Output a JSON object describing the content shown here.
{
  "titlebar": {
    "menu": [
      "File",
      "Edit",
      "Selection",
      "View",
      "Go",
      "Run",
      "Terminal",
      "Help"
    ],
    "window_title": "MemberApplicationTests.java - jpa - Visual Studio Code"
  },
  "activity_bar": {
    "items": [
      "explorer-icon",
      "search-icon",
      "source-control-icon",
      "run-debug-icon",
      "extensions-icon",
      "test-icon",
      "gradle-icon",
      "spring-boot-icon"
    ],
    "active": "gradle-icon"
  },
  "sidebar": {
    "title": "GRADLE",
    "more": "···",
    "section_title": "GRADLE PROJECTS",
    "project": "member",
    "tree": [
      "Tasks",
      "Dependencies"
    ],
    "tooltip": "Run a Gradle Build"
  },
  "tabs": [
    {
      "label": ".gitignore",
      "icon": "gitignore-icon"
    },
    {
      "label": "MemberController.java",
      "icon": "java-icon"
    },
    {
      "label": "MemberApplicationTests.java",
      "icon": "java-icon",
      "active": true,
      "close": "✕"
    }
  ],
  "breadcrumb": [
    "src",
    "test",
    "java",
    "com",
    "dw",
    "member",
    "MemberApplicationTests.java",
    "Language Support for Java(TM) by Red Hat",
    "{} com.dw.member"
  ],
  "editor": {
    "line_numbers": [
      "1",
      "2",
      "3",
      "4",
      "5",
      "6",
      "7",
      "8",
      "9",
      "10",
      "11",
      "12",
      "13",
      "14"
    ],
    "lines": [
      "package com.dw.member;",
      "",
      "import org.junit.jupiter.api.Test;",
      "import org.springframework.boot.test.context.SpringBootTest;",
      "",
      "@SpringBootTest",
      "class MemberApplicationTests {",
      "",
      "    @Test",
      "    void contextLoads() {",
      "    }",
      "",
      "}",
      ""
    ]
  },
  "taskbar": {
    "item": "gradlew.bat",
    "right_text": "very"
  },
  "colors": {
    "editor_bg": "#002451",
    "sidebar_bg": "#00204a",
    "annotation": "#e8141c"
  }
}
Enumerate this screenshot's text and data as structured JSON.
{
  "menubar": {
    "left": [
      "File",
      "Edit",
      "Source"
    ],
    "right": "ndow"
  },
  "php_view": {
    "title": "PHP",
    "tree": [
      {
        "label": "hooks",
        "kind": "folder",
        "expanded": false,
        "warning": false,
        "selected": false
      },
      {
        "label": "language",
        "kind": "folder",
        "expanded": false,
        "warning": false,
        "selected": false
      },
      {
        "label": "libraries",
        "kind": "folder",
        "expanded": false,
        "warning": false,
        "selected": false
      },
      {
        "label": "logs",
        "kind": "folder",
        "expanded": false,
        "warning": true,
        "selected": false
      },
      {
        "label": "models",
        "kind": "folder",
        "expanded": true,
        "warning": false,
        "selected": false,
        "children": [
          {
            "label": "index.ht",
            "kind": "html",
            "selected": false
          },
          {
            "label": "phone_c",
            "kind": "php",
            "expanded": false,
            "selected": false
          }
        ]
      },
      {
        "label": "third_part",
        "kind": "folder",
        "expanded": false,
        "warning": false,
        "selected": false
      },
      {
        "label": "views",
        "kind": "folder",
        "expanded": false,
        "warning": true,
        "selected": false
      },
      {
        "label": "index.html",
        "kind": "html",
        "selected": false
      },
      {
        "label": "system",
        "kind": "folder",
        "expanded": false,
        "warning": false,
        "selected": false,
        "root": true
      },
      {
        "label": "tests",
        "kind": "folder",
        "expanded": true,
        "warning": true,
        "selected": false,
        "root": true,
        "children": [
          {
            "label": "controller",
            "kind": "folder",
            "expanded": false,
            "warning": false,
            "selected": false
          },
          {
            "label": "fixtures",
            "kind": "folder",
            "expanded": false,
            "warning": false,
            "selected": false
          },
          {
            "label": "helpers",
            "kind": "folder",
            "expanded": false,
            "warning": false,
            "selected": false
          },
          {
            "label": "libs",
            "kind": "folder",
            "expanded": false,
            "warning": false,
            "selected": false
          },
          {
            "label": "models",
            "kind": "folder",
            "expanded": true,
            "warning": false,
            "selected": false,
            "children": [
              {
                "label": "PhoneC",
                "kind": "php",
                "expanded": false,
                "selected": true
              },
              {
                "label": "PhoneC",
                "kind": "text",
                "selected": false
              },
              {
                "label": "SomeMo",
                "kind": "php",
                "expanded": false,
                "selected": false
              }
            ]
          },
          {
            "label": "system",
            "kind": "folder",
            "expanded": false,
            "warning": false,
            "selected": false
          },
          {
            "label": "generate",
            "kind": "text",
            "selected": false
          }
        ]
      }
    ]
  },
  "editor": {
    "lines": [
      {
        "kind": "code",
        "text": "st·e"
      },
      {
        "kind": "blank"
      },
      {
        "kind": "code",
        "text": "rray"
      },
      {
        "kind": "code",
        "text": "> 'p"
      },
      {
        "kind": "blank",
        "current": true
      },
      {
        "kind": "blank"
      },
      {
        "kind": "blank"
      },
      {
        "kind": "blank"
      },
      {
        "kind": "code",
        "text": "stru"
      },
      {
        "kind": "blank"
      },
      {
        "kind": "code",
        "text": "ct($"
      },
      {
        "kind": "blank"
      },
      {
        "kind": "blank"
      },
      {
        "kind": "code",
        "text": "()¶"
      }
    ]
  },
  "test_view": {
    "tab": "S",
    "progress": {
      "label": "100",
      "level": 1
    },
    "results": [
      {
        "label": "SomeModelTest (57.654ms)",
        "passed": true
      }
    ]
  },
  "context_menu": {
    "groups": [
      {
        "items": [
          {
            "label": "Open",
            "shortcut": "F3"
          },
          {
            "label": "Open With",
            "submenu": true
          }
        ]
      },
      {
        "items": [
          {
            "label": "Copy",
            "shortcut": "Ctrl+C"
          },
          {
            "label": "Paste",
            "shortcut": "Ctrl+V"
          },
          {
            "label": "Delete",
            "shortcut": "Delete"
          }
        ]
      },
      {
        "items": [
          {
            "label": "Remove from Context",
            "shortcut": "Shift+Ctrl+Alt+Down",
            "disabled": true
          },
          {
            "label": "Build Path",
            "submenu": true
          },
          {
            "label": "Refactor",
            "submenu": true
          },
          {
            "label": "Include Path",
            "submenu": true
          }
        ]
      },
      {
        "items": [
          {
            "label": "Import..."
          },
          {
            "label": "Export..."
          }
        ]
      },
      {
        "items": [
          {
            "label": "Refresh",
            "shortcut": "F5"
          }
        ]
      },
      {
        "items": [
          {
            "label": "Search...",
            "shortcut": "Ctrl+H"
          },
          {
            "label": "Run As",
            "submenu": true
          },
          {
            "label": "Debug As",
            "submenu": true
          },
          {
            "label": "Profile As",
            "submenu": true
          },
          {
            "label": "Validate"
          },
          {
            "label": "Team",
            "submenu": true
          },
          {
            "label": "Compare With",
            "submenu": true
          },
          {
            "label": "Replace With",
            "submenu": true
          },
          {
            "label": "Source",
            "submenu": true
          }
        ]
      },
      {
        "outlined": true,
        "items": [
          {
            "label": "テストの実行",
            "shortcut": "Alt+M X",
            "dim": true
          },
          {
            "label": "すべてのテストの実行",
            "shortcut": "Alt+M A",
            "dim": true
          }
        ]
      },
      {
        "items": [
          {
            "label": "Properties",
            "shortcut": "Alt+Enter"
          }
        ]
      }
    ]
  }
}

▸ **Task requirements**: Search the listing for the word "Path". Copy every line in which it occurs.

▸ **Answer to the task**:
            "label": "Build Path",
            "label": "Include Path",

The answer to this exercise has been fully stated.